▶ _Stated exercise_
Restate the complete material exactly.

##############################

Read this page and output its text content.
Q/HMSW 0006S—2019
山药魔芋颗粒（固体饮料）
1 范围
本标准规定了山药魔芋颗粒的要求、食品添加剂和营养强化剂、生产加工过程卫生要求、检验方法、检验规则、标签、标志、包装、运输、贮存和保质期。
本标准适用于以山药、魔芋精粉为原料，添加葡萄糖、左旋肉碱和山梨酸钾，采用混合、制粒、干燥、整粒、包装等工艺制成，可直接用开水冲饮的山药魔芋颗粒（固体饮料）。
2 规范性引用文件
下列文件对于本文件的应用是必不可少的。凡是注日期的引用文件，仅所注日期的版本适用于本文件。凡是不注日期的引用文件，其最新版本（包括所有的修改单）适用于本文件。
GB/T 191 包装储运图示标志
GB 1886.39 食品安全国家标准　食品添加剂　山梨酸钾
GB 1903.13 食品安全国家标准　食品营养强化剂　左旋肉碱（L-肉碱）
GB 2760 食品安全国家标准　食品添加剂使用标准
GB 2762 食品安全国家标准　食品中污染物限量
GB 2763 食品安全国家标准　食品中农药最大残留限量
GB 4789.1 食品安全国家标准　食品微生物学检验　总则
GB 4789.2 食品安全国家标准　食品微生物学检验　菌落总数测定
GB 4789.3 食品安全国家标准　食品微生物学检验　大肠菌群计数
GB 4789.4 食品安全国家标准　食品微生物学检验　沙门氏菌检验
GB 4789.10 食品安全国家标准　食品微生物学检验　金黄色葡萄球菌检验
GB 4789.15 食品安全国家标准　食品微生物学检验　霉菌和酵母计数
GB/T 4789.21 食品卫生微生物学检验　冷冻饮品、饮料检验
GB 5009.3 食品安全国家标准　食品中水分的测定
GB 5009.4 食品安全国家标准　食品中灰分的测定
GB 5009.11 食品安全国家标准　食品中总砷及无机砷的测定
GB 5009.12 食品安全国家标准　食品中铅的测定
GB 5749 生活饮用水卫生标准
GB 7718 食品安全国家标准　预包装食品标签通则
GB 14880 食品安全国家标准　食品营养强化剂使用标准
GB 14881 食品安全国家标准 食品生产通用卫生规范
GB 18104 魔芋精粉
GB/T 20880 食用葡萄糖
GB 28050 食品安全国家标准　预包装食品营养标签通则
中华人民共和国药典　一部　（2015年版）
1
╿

##############################

▶ _Finished task_
Read this page and output its text content.
Q/HMSW 0006S—2019
山药魔芋颗粒（固体饮料）
1 范围
本标准规定了山药魔芋颗粒的要求、食品添加剂和营养强化剂、生产加工过程卫生要求、检验方法、检验规则、标签、标志、包装、运输、贮存和保质期。
本标准适用于以山药、魔芋精粉为原料，添加葡萄糖、左旋肉碱和山梨酸钾，采用混合、制粒、干燥、整粒、包装等工艺制成，可直接用开水冲饮的山药魔芋颗粒（固体饮料）。
2 规范性引用文件
下列文件对于本文件的应用是必不可少的。凡是注日期的引用文件，仅所注日期的版本适用于本文件。凡是不注日期的引用文件，其最新版本（包括所有的修改单）适用于本文件。
GB/T 191 包装储运图示标志
GB 1886.39 食品安全国家标准　食品添加剂　山梨酸钾
GB 1903.13 食品安全国家标准　食品营养强化剂　左旋肉碱（L-肉碱）
GB 2760 食品安全国家标准　食品添加剂使用标准
GB 2762 食品安全国家标准　食品中污染物限量
GB 2763 食品安全国家标准　食品中农药最大残留限量
GB 4789.1 食品安全国家标准　食品微生物学检验　总则
GB 4789.2 食品安全国家标准　食品微生物学检验　菌落总数测定
GB 4789.3 食品安全国家标准　食品微生物学检验　大肠菌群计数
GB 4789.4 食品安全国家标准　食品微生物学检验　沙门氏菌检验
GB 4789.10 食品安全国家标准　食品微生物学检验　金黄色葡萄球菌检验
GB 4789.15 食品安全国家标准　食品微生物学检验　霉菌和酵母计数
GB/T 4789.21 食品卫生微生物学检验　冷冻饮品、饮料检验
GB 5009.3 食品安全国家标准　食品中水分的测定
GB 5009.4 食品安全国家标准　食品中灰分的测定
GB 5009.11 食品安全国家标准　食品中总砷及无机砷的测定
GB 5009.12 食品安全国家标准　食品中铅的测定
GB 5749 生活饮用水卫生标准
GB 7718 食品安全国家标准　预包装食品标签通则
GB 14880 食品安全国家标准　食品营养强化剂使用标准
GB 14881 食品安全国家标准 食品生产通用卫生规范
GB 18104 魔芋精粉
GB/T 20880 食用葡萄糖
GB 28050 食品安全国家标准　预包装食品营养标签通则
中华人民共和国药典　一部　（2015年版）
1
╿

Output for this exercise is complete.